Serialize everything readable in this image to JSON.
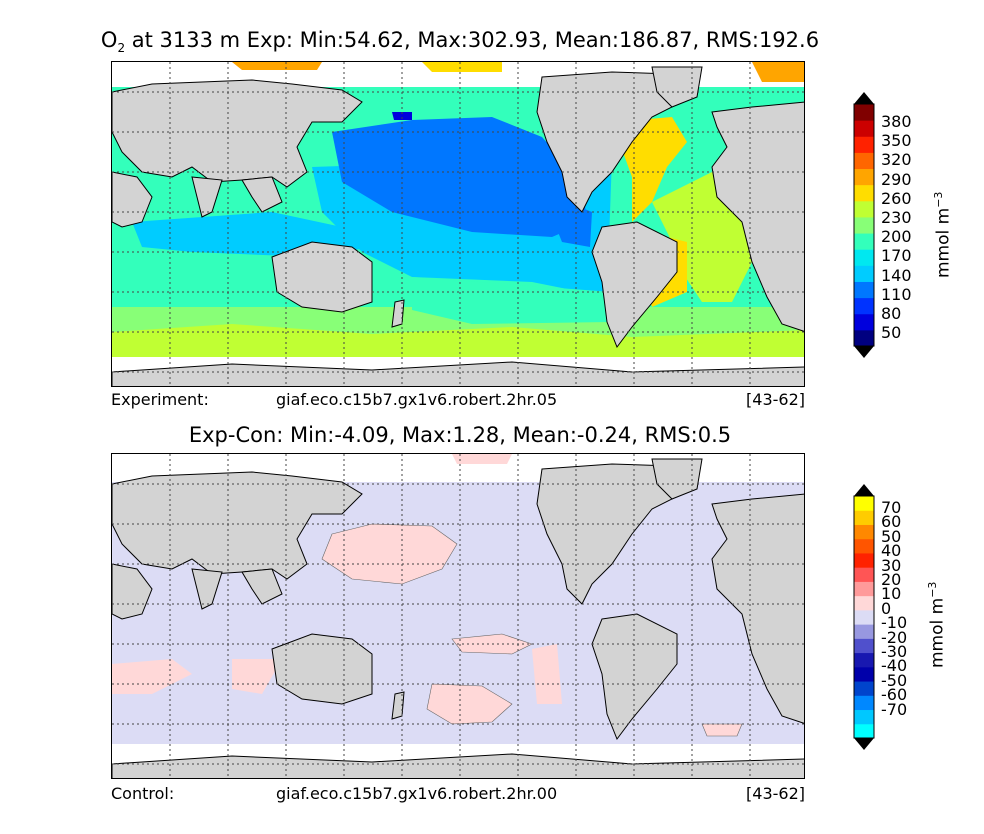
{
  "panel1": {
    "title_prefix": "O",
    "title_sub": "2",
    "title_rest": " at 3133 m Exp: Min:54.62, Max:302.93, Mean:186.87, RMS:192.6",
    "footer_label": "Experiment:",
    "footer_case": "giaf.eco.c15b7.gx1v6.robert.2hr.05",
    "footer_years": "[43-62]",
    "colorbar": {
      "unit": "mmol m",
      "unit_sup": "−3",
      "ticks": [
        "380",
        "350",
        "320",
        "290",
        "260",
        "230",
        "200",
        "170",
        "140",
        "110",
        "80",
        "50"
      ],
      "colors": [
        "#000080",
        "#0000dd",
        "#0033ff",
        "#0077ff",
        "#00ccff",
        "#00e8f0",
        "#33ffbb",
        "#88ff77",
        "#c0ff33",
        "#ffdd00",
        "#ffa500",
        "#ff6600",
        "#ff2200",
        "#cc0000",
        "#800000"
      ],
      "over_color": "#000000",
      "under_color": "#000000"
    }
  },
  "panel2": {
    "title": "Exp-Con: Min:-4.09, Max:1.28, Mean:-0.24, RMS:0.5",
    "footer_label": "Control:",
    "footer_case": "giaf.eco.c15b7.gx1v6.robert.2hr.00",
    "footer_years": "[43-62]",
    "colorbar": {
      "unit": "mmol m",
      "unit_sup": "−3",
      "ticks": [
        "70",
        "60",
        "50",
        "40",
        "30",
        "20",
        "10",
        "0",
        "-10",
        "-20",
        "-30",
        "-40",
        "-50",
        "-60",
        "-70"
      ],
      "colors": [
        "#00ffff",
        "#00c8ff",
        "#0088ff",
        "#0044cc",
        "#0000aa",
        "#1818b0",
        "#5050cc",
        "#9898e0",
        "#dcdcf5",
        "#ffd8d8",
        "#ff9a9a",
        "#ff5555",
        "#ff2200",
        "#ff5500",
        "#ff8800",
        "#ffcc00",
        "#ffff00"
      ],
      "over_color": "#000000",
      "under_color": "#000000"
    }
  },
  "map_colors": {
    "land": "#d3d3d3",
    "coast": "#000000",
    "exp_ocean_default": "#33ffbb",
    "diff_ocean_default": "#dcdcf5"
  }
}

____________________

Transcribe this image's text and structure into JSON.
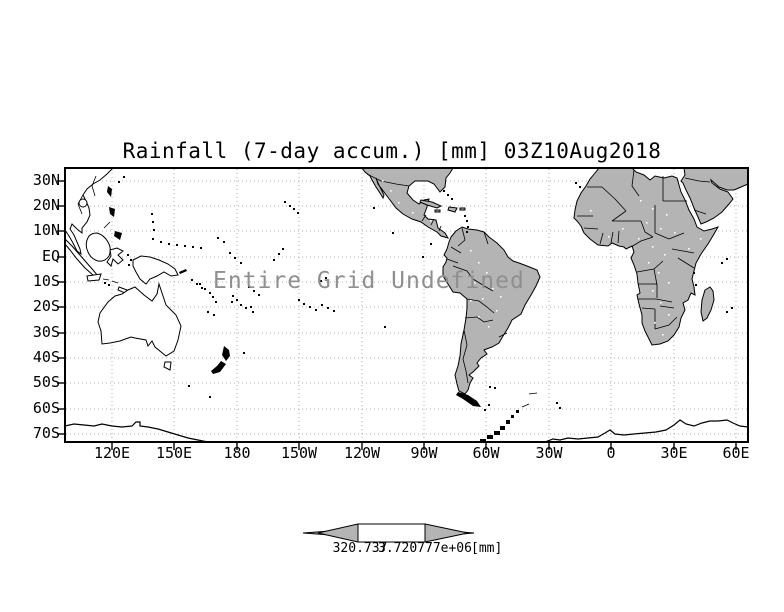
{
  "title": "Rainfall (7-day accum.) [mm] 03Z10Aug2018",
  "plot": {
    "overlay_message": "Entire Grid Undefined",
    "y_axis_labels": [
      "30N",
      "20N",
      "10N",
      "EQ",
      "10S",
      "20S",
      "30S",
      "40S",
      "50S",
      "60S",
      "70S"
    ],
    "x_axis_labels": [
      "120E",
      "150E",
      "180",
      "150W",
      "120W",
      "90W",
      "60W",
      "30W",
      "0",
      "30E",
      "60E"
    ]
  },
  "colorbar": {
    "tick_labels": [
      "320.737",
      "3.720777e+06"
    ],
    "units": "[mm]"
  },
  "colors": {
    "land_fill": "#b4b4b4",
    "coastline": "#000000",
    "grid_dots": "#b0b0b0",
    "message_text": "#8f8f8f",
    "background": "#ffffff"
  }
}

____________________

Task to complete
All lines above containing the string "image" are to be collected.

In response
Serialize everything readable in this image to JSON.
Transcribe this image's text and structure into JSON.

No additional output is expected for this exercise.